**SHORT EXERCISE:** Take every line from the material that has the word "name" in it.

Extracted data entries
* begin *

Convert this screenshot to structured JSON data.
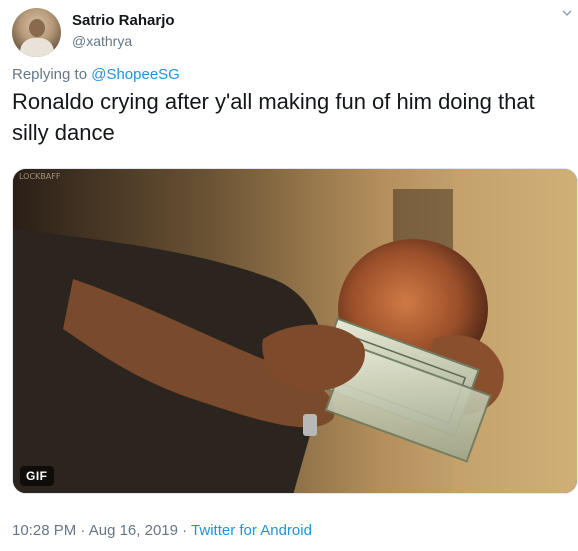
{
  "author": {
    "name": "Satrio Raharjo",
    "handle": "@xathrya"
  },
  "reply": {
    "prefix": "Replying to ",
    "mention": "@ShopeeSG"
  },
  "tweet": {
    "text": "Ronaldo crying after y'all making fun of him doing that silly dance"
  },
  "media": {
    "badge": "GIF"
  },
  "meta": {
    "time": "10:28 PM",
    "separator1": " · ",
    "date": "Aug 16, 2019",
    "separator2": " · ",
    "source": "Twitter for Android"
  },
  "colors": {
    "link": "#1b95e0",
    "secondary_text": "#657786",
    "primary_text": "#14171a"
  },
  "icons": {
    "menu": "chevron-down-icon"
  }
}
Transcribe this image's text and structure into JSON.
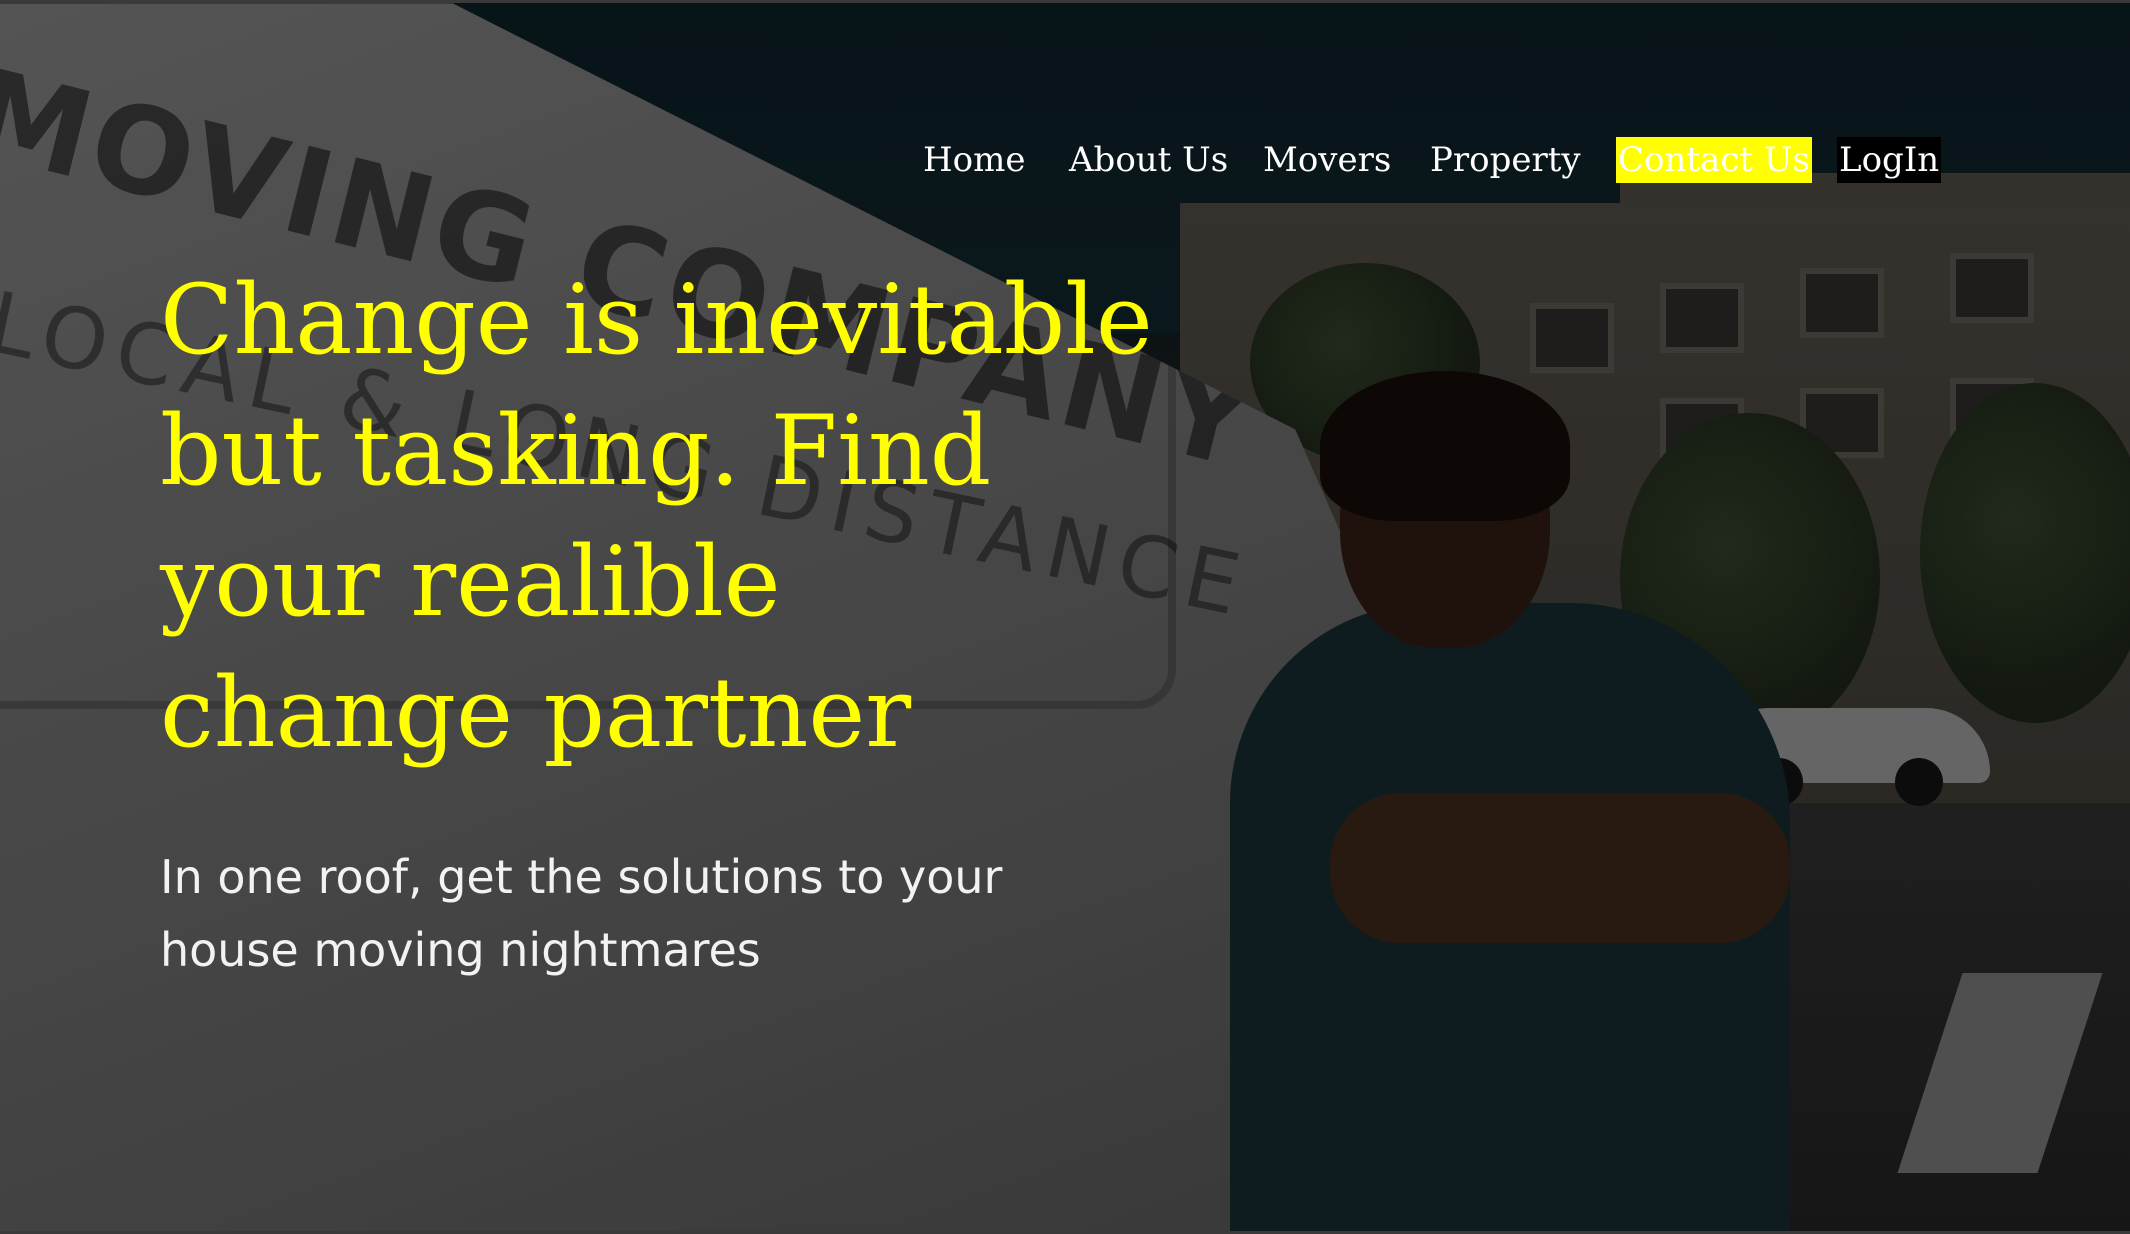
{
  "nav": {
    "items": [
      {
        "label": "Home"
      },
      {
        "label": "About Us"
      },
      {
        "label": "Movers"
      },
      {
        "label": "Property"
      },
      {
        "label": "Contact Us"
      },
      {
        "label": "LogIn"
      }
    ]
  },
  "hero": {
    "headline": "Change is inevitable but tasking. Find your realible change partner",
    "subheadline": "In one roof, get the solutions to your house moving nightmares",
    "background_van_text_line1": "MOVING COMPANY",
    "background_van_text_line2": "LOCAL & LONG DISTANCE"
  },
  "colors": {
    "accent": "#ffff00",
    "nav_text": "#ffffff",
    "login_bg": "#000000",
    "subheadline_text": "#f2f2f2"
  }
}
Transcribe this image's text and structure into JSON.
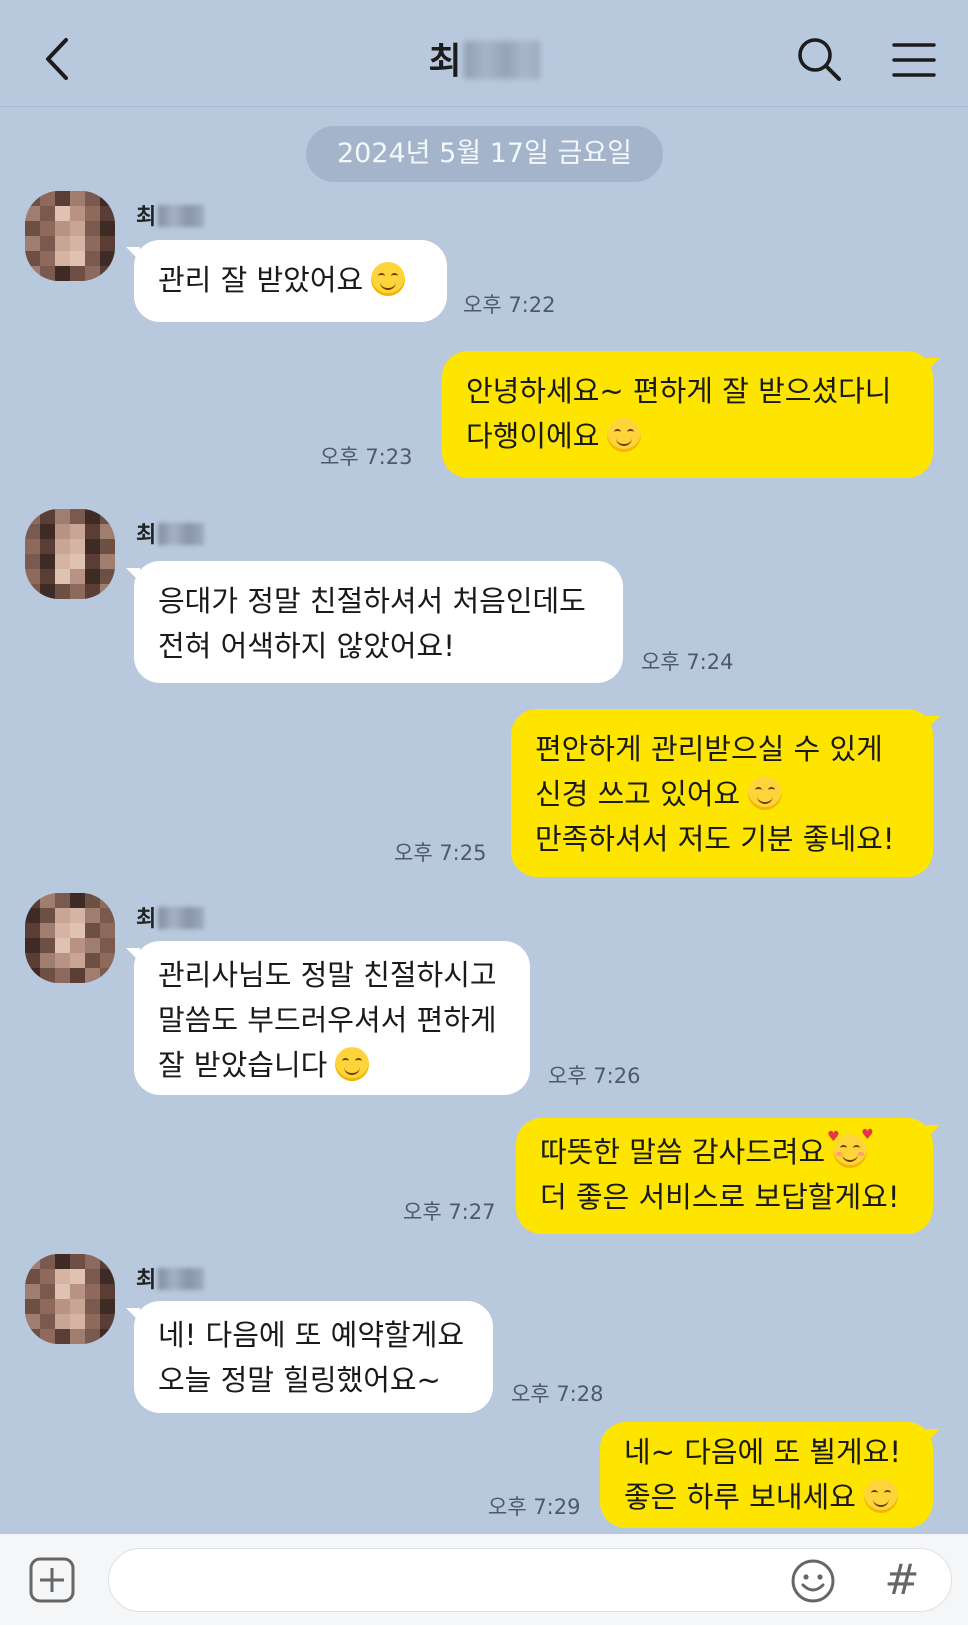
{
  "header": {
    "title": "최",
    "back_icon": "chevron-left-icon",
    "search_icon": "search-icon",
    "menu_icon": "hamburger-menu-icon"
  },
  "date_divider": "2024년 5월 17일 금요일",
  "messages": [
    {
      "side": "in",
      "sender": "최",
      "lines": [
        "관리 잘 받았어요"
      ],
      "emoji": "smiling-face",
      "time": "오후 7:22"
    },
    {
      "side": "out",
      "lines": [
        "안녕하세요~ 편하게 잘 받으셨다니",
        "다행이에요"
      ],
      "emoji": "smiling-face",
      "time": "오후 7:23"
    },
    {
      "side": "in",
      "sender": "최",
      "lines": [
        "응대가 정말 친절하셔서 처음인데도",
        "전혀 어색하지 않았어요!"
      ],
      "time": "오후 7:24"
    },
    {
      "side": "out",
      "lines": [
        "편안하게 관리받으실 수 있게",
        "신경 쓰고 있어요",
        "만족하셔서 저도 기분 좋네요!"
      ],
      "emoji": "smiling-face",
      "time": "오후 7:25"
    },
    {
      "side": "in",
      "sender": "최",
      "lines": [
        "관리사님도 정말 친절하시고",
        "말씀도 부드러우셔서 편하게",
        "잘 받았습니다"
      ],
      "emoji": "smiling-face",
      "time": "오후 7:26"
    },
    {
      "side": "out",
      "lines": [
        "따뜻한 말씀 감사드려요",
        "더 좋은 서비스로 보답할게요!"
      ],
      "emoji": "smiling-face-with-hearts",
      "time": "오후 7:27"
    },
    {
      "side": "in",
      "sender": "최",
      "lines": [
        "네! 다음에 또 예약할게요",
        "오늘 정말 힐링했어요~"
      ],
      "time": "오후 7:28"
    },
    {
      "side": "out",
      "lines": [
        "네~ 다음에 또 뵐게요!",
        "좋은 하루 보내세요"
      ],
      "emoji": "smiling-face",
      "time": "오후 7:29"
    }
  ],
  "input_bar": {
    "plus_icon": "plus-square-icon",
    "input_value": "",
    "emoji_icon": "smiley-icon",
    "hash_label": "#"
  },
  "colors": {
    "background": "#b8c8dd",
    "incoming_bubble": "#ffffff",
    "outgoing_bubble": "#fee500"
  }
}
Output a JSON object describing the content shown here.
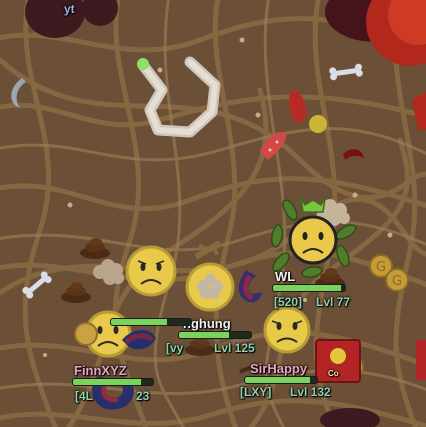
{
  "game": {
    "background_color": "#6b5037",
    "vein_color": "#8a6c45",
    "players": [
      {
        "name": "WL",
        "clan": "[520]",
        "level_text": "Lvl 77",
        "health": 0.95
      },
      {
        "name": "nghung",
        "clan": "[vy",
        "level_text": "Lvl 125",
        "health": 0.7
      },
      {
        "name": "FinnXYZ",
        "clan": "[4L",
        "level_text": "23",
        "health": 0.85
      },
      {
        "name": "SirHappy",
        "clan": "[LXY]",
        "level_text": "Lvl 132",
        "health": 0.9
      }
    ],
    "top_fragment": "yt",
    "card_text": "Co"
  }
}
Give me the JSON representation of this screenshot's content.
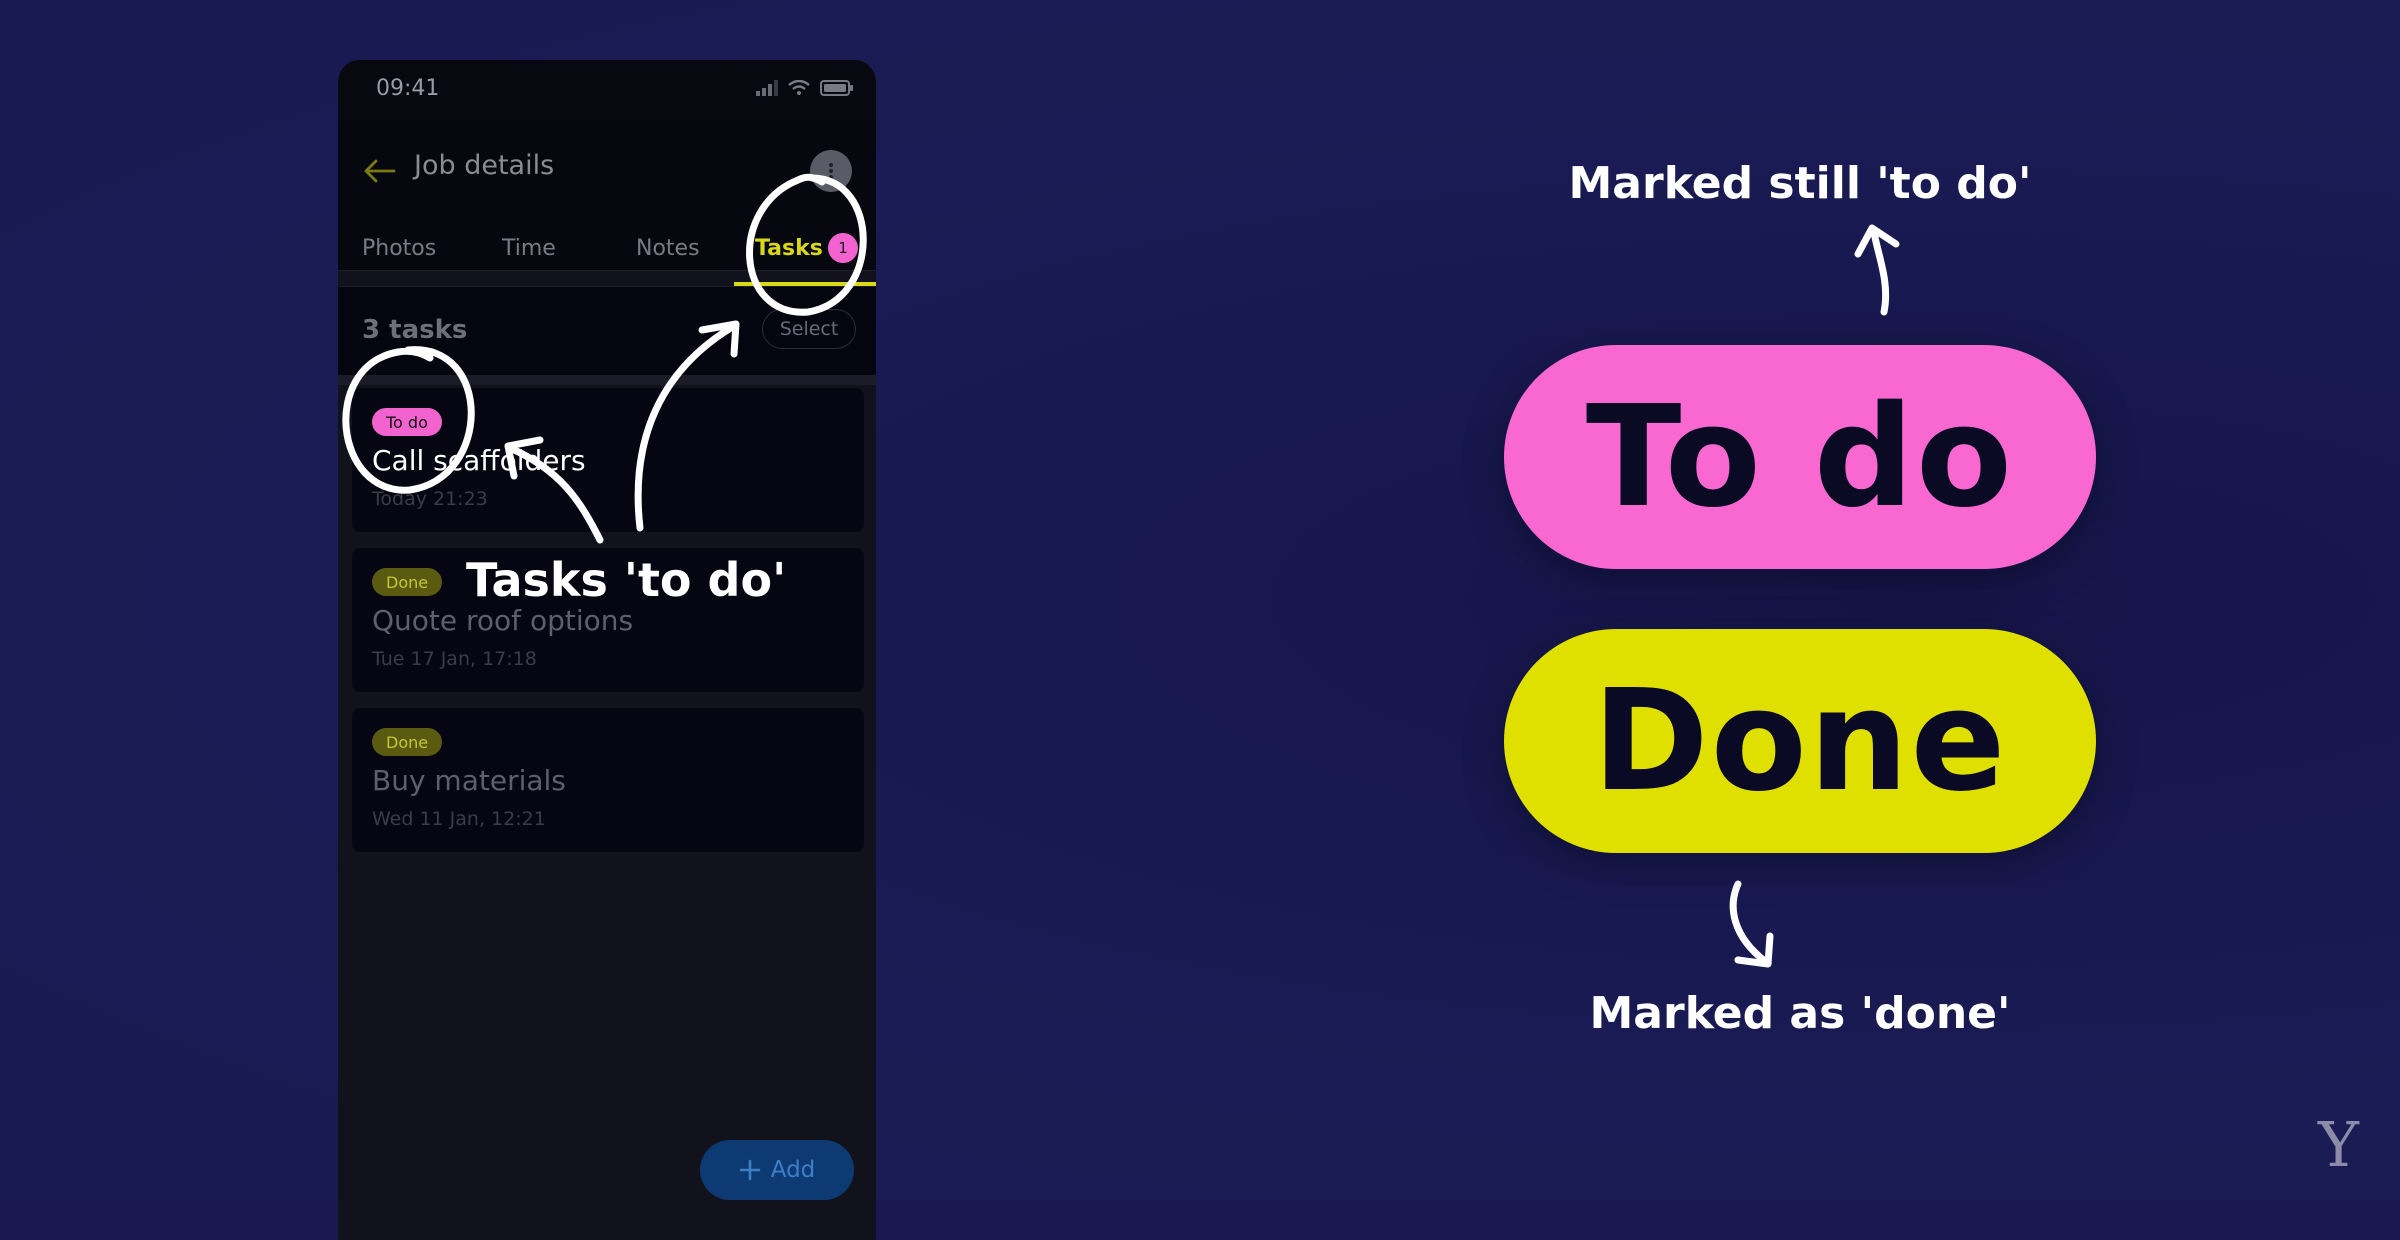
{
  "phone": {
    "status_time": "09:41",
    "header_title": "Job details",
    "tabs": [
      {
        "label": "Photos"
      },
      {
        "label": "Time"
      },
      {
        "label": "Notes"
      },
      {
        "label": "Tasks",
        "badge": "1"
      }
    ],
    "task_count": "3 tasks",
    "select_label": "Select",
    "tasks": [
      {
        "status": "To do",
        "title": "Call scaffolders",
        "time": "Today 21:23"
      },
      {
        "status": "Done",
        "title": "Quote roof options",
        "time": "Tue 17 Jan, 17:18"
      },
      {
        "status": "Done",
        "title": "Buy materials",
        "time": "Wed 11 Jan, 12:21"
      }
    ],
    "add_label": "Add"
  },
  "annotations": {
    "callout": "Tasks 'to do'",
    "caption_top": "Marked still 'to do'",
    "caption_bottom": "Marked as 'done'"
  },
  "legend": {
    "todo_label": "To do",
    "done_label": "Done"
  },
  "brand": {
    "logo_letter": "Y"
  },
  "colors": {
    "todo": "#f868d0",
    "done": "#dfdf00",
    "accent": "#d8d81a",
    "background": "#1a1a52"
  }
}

* end *

**SOLUTION TO THIS PROBLEM:**
    "name": "Satrio Raharjo",
        "name": "WL",
        "name": "nghung",
        "name": "FinnXYZ",
        "name": "SirHappy",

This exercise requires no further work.